**WRITTEN EXERCISE**
Keep only those lines of the records that include the string "sterilization".
>> Start RECORDS SHOWN
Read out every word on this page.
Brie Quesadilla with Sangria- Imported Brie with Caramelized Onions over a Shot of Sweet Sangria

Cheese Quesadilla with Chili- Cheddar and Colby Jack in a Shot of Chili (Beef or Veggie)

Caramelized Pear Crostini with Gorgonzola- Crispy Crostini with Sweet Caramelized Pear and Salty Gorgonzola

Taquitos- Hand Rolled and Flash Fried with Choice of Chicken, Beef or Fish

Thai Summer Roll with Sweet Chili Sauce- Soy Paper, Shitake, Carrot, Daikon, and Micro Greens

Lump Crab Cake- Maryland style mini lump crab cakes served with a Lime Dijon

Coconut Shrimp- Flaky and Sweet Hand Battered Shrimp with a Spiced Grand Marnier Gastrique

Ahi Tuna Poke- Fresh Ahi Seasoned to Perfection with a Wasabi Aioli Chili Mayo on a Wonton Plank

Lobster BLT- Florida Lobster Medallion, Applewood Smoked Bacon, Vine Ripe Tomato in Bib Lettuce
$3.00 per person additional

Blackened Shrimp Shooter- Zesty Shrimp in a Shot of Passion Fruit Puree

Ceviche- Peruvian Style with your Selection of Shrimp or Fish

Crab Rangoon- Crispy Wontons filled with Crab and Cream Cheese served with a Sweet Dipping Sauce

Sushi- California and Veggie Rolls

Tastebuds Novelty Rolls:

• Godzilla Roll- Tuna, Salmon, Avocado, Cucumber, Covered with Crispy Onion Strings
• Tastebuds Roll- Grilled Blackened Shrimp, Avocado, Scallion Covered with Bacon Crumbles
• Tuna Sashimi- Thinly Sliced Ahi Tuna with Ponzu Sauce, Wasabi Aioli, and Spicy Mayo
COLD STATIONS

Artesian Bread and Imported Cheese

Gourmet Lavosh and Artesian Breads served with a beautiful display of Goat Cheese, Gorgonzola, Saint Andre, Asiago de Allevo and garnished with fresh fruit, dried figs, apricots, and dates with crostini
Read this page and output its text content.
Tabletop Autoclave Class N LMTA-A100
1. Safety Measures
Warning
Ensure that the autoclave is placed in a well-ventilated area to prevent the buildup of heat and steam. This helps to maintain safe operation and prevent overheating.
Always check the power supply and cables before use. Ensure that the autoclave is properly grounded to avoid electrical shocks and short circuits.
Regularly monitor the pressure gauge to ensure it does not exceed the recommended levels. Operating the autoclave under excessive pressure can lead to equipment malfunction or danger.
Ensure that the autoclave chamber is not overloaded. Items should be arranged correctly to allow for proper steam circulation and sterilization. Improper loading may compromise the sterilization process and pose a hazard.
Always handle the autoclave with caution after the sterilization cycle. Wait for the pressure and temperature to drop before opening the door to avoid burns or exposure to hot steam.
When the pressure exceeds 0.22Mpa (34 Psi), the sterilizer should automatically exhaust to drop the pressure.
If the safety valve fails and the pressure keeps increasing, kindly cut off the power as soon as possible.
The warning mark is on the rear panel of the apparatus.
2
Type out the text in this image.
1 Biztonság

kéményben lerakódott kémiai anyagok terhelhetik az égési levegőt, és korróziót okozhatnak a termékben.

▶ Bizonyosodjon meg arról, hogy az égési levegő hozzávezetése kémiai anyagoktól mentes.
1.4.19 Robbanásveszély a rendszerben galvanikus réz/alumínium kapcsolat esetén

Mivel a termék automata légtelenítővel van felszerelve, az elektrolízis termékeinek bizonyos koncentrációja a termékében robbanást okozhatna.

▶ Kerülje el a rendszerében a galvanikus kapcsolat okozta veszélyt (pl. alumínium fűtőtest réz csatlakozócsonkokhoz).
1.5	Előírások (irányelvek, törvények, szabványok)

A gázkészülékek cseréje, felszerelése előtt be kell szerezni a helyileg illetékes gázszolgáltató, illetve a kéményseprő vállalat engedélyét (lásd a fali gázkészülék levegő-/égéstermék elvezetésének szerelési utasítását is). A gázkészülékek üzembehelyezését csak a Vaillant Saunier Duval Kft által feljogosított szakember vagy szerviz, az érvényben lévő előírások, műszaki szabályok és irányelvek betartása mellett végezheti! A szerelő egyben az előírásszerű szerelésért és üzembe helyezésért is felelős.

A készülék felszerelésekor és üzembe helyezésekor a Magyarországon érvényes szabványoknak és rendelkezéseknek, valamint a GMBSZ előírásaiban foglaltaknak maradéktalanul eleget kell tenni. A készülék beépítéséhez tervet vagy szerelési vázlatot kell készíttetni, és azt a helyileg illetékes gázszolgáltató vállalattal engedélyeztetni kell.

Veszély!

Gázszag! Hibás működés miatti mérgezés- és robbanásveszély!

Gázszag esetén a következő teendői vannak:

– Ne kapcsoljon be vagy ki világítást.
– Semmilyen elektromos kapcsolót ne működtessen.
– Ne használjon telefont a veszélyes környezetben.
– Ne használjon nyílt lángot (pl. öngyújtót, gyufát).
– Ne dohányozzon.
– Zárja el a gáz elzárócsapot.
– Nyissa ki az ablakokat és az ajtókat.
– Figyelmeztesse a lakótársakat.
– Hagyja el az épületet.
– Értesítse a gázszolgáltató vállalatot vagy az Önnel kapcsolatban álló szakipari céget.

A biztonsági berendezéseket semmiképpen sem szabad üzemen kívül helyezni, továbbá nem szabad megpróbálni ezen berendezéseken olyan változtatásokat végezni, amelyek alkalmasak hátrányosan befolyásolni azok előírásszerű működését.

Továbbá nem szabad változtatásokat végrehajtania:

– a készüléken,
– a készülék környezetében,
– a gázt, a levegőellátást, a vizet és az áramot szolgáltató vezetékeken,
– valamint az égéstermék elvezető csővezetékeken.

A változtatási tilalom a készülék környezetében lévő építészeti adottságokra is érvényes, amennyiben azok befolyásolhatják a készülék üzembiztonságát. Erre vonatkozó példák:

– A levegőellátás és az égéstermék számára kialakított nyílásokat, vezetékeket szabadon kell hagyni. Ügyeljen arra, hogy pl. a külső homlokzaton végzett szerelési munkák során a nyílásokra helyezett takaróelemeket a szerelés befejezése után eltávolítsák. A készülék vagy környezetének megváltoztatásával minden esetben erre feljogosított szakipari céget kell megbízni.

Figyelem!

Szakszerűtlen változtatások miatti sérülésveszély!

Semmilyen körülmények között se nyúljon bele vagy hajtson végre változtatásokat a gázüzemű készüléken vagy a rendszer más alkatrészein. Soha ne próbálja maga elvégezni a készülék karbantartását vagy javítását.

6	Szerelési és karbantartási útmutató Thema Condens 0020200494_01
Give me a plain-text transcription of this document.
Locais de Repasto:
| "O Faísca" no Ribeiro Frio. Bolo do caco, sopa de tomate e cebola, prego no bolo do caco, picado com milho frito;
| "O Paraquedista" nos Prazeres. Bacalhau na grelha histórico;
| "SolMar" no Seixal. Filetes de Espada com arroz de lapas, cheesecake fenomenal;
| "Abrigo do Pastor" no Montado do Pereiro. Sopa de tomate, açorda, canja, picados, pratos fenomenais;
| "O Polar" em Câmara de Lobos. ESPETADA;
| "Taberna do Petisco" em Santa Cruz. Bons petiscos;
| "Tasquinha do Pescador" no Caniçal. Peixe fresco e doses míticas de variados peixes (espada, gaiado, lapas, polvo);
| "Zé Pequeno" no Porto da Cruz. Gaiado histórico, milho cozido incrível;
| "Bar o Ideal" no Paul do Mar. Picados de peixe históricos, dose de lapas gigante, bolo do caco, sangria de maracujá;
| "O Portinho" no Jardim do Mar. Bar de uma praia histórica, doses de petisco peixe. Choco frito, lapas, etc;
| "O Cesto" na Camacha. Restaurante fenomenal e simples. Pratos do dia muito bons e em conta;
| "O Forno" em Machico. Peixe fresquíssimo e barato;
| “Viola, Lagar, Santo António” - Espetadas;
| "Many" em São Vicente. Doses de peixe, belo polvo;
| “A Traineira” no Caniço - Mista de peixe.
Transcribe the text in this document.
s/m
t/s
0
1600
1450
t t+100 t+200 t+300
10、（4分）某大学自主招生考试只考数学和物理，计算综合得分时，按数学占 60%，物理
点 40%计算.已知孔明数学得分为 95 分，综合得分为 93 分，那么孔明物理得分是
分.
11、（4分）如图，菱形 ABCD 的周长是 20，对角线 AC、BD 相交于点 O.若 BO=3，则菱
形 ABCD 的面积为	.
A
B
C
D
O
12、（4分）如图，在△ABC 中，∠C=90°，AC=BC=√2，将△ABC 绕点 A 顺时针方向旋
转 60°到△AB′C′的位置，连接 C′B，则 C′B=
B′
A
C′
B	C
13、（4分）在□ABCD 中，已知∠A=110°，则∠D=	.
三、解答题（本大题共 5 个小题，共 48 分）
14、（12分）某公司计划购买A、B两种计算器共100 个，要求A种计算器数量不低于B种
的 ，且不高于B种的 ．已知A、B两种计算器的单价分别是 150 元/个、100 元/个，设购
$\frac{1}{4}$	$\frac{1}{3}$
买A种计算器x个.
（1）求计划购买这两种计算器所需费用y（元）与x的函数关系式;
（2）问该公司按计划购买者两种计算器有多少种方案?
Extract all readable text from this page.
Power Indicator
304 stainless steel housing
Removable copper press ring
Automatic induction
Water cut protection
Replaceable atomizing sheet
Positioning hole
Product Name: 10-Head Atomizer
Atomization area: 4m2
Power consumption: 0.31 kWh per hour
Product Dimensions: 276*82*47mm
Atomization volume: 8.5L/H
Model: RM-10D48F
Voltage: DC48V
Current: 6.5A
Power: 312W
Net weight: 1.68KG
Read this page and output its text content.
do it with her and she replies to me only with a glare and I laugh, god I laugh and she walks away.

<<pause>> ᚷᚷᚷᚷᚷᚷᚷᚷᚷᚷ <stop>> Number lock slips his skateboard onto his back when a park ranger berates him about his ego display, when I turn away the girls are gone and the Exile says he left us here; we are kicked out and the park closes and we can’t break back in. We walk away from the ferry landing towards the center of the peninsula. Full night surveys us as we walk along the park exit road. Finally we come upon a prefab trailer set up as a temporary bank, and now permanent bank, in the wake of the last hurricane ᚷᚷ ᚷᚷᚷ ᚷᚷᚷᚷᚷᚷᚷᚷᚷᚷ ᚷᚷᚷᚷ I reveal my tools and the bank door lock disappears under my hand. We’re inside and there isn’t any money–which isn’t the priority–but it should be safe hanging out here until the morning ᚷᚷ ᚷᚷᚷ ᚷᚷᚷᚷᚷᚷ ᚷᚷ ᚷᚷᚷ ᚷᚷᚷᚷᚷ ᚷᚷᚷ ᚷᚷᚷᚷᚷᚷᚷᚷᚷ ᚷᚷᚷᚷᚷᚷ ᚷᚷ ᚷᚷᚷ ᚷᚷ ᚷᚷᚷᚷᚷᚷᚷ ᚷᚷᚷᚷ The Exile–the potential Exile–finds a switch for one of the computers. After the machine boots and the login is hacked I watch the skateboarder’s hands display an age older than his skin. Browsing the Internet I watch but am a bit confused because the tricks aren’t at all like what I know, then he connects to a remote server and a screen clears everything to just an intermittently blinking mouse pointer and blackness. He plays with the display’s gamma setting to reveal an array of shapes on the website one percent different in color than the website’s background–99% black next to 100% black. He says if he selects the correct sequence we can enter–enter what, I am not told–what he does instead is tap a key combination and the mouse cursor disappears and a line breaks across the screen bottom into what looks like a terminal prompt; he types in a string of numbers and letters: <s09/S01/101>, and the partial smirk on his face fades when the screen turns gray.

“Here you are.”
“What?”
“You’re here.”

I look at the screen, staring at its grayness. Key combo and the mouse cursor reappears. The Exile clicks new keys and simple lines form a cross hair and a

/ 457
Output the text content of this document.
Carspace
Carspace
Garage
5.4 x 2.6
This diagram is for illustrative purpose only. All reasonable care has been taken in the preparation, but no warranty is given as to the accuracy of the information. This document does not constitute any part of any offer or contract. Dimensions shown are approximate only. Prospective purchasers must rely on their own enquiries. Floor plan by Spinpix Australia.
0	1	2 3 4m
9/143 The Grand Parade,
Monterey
>> End RECORDS SHOWN
**FULL ANSWER**
Ensure that the autoclave chamber is not overloaded. Items should be arranged correctly to allow for proper steam circulation and sterilization. Improper loading may compromise the sterilization process and pose a hazard.
Always handle the autoclave with caution after the sterilization cycle. Wait for the pressure and temperature to drop before opening the door to avoid burns or exposure to hot steam.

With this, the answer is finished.